DOCUMENT SECTION »
ESI Project Leader:Megan J. Cordill
ESI Team Members: Stanislav Zak
UniWien Team Members: Jiamin Chin, Amirhossein Jalali Kandeloos
AIIS: Thomas Neubauer, Reinhard Puffing
Rail Tec Arsenal Fahrzeugversuchanlage GmbH:Ingeborg Bednar, Benjamin Lanner
Villinger GmbH: Ira Villinger, Markus Villinger
In this groundbreaking FFG-funded TakeOff 2023 project led by the University of Vienna, with a team of researchers the Erich Schmidt Institute, the Austrian Institute for Icing Sciences, Rail Tec Arsenal and Villinger GmbH target the development of electro-thermal ice-protection systems to enhance energy efficiency and safety for airplanes and other aerial vehicles.

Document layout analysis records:

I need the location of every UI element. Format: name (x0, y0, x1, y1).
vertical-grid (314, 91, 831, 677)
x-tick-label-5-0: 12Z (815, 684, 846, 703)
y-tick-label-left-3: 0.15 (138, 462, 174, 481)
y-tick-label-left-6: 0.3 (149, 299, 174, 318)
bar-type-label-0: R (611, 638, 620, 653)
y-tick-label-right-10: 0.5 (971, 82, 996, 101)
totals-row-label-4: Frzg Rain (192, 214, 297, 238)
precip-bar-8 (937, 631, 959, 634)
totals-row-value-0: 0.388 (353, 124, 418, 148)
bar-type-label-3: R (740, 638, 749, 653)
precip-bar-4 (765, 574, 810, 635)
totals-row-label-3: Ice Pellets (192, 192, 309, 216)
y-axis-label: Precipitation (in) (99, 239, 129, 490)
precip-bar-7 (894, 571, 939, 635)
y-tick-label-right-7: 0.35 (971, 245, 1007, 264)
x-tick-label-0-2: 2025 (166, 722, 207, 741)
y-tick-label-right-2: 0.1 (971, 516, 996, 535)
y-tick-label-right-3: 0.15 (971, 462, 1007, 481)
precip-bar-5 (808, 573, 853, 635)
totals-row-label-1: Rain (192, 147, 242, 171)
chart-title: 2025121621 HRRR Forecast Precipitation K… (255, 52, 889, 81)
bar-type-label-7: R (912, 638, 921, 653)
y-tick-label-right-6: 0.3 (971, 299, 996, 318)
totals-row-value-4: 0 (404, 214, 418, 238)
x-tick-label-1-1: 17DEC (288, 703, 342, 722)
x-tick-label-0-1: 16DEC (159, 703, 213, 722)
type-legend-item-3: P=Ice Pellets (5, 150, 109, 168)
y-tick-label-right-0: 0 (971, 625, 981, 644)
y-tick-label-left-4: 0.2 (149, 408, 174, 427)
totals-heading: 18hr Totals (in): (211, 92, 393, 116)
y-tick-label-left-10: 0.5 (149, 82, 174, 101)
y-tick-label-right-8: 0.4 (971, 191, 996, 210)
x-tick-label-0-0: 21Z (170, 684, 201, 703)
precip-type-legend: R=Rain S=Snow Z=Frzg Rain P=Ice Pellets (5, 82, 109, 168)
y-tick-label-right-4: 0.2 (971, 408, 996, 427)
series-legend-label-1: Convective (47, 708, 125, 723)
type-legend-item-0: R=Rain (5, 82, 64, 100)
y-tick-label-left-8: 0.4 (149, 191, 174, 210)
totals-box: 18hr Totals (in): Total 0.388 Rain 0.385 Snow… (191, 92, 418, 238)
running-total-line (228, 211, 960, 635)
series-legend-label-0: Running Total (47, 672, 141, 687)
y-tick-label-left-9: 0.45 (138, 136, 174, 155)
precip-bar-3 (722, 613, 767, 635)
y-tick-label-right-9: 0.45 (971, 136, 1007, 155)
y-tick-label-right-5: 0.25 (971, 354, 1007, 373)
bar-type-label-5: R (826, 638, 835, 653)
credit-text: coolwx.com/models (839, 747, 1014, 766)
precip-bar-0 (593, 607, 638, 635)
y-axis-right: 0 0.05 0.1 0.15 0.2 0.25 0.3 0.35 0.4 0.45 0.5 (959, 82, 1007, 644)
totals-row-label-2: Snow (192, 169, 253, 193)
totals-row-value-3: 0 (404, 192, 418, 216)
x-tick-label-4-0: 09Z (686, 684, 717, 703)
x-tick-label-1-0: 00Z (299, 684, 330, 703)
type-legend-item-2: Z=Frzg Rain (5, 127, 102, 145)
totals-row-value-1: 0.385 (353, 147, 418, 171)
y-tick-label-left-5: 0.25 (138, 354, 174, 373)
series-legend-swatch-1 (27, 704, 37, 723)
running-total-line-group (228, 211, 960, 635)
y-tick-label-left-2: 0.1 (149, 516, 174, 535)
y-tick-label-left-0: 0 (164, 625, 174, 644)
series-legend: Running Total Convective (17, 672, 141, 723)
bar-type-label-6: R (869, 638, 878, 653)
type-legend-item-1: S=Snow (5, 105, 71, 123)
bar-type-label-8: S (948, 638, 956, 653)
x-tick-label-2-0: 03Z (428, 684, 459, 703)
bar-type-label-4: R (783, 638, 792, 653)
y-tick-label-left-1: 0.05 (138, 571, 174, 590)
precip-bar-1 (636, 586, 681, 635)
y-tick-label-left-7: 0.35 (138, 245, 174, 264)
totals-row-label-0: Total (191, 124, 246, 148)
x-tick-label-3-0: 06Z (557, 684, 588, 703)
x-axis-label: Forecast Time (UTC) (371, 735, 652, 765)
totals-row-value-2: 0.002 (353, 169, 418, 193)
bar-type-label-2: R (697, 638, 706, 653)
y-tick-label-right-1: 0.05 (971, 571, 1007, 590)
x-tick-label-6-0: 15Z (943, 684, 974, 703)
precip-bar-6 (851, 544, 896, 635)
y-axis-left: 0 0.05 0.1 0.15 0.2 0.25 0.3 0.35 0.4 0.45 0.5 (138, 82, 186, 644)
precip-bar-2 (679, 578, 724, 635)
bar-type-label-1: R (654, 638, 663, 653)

EXERCISE INSTRUCTIONS »
Answer from the project description:
(a) Who is named as the ESI project leader?
(b) Which university leads the project?
(c) What kind of systems does the project aim to develop?

OUTPUT OF THE TASK »
(a) Megan J. Cordill
(b) The University of Vienna
(c) Electro-thermal ice-protection systems